• **INSTRUCTIONS FOR THE TASK**
Drop the pictures, then extract the listing word for word.

***** PROVIDED DATA

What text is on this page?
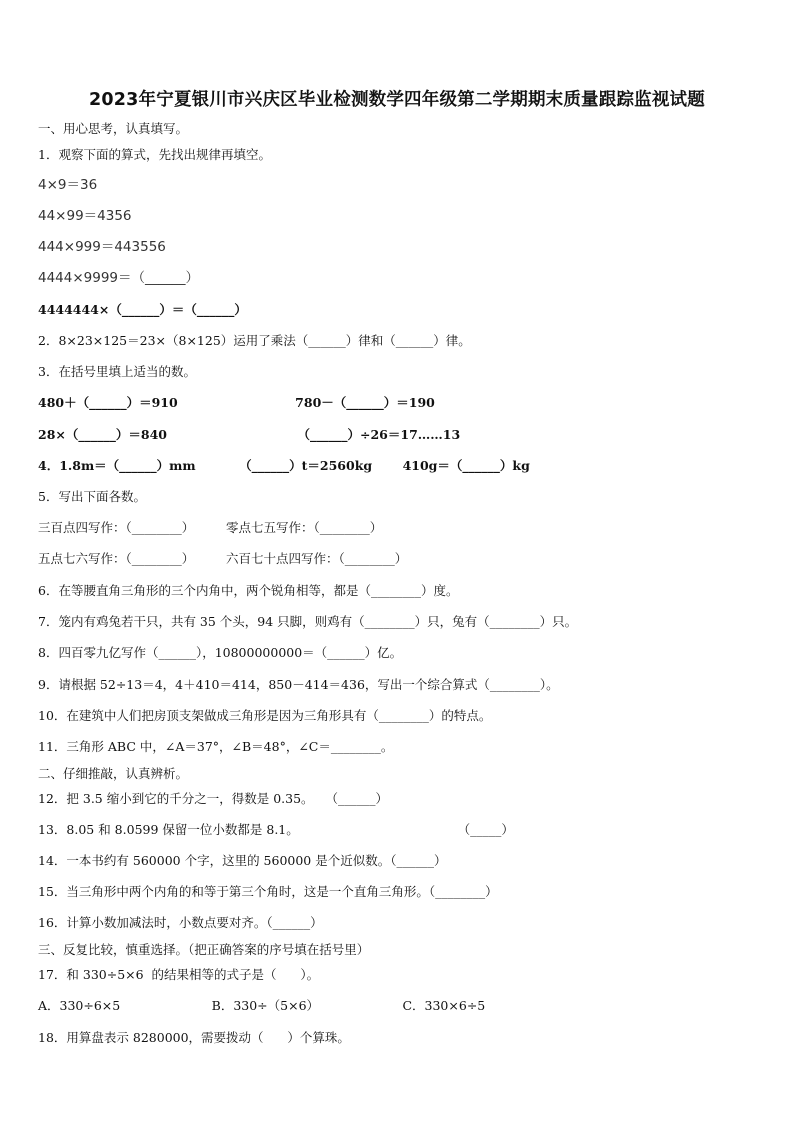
2023年宁夏银川市兴庆区毕业检测数学四年级第二学期期末质量跟踪监视试题
一、用心思考，认真填写。
1．观察下面的算式，先找出规律再填空。
4×9＝36
44×99＝4356
444×999＝443556
4444×9999＝（______）
4444444×（______）＝（______）
2．8×23×125＝23×（8×125）运用了乘法（______）律和（______）律。
3．在括号里填上适当的数。
480＋（______）＝910                           780－（______）＝190
28×（______）＝840                              （______）÷26＝17……13
4．1.8m＝（______）mm          （______）t＝2560kg       410g＝（______）kg
5．写出下面各数。
三百点四写作：（________）        零点七五写作：（________）
五点七六写作：（________）        六百七十点四写作：（________）
6．在等腰直角三角形的三个内角中，两个锐角相等，都是（________）度。
7．笼内有鸡兔若干只，共有 35 个头，94 只脚，则鸡有（________）只，兔有（________）只。
8．四百零九亿写作（______），10800000000＝（______）亿。
9．请根据 52÷13＝4，4＋410＝414，850－414＝436，写出一个综合算式（________）。
10．在建筑中人们把房顶支架做成三角形是因为三角形具有（________）的特点。
11．三角形 ABC 中，∠A＝37°，∠B＝48°，∠C＝________。
二、仔细推敲，认真辨析。
12．把 3.5 缩小到它的千分之一，得数是 0.35。   （______）
13．8.05 和 8.0599 保留一位小数都是 8.1。                                        （_____）
14．一本书约有 560000 个字，这里的 560000 是个近似数。（______）
15．当三角形中两个内角的和等于第三个角时，这是一个直角三角形。（________）
16．计算小数加减法时，小数点要对齐。（______）
三、反复比较，慎重选择。（把正确答案的序号填在括号里）
17．和 330÷5×6  的结果相等的式子是（      ）。
A．330÷6×5                       B．330÷（5×6）                     C．330×6÷5
18．用算盘表示 8280000，需要拨动（      ）个算珠。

**********

• **OUTPUT**
What text is on this page?
2023年宁夏银川市兴庆区毕业检测数学四年级第二学期期末质量跟踪监视试题
一、用心思考，认真填写。
1．观察下面的算式，先找出规律再填空。
4×9＝36
44×99＝4356
444×999＝443556
4444×9999＝（______）
4444444×（______）＝（______）
2．8×23×125＝23×（8×125）运用了乘法（______）律和（______）律。
3．在括号里填上适当的数。
480＋（______）＝910                           780－（______）＝190
28×（______）＝840                              （______）÷26＝17……13
4．1.8m＝（______）mm          （______）t＝2560kg       410g＝（______）kg
5．写出下面各数。
三百点四写作：（________）        零点七五写作：（________）
五点七六写作：（________）        六百七十点四写作：（________）
6．在等腰直角三角形的三个内角中，两个锐角相等，都是（________）度。
7．笼内有鸡兔若干只，共有 35 个头，94 只脚，则鸡有（________）只，兔有（________）只。
8．四百零九亿写作（______），10800000000＝（______）亿。
9．请根据 52÷13＝4，4＋410＝414，850－414＝436，写出一个综合算式（________）。
10．在建筑中人们把房顶支架做成三角形是因为三角形具有（________）的特点。
11．三角形 ABC 中，∠A＝37°，∠B＝48°，∠C＝________。
二、仔细推敲，认真辨析。
12．把 3.5 缩小到它的千分之一，得数是 0.35。   （______）
13．8.05 和 8.0599 保留一位小数都是 8.1。                                        （_____）
14．一本书约有 560000 个字，这里的 560000 是个近似数。（______）
15．当三角形中两个内角的和等于第三个角时，这是一个直角三角形。（________）
16．计算小数加减法时，小数点要对齐。（______）
三、反复比较，慎重选择。（把正确答案的序号填在括号里）
17．和 330÷5×6  的结果相等的式子是（      ）。
A．330÷6×5                       B．330÷（5×6）                     C．330×6÷5
18．用算盘表示 8280000，需要拨动（      ）个算珠。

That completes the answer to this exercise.